→ What you need to do
Separate out the lines that hold "businessman".

→ Records for the exercise
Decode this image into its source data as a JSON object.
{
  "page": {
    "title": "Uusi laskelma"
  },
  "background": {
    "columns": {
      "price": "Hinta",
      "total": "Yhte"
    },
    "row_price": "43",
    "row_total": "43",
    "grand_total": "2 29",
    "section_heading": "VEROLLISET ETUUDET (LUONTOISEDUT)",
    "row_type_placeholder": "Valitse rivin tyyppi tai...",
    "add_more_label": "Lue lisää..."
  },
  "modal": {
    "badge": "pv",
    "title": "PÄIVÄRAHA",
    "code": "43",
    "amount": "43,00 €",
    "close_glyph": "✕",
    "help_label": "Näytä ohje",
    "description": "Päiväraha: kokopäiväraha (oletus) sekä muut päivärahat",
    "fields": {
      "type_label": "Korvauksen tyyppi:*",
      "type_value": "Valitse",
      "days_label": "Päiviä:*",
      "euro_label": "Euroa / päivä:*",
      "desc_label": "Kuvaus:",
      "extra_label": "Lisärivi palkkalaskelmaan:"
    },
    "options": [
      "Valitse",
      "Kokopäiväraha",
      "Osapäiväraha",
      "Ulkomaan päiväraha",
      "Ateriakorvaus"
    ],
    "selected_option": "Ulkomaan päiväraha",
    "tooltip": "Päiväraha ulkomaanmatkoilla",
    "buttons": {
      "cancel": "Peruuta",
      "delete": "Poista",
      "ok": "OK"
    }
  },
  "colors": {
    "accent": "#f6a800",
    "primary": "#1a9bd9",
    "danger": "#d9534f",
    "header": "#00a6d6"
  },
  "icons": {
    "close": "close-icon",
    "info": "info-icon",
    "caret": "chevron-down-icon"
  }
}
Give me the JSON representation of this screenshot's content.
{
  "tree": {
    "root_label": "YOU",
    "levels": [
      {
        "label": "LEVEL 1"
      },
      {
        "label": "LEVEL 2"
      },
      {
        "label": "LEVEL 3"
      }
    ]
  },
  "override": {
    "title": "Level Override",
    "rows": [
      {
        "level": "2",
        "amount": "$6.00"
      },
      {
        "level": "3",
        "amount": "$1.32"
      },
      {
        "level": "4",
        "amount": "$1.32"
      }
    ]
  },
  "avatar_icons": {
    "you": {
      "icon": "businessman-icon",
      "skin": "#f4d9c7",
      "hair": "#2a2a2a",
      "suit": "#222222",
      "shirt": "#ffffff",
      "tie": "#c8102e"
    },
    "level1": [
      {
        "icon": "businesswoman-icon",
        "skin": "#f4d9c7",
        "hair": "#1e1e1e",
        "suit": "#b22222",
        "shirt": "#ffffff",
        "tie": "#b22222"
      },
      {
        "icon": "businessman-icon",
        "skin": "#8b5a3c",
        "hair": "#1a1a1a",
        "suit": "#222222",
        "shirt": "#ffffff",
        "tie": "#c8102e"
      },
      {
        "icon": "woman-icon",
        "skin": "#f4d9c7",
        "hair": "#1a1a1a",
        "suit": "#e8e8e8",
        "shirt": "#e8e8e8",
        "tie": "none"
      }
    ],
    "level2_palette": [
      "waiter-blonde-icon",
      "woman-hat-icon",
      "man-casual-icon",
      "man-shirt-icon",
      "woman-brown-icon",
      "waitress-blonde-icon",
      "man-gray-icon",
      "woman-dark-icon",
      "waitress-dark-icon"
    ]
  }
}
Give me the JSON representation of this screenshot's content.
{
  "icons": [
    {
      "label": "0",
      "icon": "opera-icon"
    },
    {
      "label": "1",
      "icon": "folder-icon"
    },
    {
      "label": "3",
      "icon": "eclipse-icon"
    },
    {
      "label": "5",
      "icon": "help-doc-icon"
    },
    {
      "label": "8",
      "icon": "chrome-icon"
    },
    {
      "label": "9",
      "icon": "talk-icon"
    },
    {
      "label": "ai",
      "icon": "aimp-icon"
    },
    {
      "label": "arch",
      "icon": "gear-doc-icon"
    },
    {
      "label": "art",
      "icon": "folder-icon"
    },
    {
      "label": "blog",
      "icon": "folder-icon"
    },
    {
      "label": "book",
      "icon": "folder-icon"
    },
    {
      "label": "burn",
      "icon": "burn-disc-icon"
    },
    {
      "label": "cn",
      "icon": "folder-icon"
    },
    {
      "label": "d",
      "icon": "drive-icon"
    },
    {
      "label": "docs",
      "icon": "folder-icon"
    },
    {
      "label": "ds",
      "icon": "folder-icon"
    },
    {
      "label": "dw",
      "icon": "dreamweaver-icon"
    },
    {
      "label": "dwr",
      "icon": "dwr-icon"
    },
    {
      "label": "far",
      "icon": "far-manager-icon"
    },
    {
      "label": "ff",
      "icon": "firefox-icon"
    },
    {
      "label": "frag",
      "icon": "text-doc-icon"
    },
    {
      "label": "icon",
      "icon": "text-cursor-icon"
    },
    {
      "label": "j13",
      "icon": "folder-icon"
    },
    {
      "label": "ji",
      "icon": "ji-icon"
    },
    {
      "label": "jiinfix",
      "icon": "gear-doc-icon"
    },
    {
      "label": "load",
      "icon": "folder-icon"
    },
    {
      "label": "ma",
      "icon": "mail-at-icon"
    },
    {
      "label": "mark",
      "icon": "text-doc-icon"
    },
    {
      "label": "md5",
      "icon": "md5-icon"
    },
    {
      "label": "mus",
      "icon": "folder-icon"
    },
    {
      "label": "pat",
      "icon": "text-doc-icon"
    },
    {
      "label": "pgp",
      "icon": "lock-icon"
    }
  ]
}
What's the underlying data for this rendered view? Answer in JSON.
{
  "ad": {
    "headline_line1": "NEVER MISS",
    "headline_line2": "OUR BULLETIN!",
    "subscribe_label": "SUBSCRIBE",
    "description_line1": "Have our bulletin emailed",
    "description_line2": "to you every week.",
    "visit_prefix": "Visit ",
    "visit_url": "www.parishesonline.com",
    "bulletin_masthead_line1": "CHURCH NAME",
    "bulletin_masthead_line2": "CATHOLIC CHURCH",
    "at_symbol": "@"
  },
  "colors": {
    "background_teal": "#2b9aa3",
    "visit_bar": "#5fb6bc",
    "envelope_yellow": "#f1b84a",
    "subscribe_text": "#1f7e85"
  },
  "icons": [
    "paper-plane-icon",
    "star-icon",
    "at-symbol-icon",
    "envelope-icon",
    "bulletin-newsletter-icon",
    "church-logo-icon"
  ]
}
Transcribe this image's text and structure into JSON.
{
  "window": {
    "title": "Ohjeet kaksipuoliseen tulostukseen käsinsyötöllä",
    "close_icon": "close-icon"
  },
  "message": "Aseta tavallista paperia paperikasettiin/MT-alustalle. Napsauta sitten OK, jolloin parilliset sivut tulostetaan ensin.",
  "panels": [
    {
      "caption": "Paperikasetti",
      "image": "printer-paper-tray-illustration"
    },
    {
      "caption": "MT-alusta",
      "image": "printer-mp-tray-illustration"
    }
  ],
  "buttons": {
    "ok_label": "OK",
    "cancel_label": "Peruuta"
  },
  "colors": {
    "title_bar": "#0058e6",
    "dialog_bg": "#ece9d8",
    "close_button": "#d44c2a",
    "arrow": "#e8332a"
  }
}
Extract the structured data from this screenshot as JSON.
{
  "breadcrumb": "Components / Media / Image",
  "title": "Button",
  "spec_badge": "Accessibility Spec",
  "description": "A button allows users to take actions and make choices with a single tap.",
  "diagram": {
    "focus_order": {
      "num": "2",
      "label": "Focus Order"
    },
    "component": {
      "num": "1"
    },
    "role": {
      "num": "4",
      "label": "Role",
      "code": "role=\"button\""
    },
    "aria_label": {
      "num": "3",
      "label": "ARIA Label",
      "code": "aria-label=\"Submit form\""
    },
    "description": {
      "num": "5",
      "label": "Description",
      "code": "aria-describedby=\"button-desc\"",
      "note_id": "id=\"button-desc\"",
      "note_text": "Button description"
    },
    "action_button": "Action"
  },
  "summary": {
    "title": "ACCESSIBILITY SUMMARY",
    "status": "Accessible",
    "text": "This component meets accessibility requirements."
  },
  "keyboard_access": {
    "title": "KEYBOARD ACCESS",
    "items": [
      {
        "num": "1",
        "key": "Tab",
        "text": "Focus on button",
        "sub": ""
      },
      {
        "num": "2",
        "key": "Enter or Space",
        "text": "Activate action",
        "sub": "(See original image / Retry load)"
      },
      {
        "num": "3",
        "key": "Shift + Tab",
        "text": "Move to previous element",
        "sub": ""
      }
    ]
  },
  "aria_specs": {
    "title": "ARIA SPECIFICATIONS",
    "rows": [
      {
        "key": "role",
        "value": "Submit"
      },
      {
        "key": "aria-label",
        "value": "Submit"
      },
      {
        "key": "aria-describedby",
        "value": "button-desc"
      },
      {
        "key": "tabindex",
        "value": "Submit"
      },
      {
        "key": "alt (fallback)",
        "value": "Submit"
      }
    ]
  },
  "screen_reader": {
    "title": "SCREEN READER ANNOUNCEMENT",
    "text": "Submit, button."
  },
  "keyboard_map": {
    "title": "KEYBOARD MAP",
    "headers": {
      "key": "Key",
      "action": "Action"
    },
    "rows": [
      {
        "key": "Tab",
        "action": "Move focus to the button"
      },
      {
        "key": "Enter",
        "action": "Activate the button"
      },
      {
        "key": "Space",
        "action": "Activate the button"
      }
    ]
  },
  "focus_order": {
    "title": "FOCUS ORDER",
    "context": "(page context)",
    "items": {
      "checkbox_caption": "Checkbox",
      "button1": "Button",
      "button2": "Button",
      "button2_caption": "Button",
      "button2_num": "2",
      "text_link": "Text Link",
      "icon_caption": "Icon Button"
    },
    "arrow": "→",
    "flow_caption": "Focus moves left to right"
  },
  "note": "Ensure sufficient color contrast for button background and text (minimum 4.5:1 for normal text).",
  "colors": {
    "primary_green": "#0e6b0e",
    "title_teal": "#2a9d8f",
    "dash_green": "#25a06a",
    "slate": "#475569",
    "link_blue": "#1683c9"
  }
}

→ The reply
      "icon": "businessman-icon",
        "icon": "businessman-icon",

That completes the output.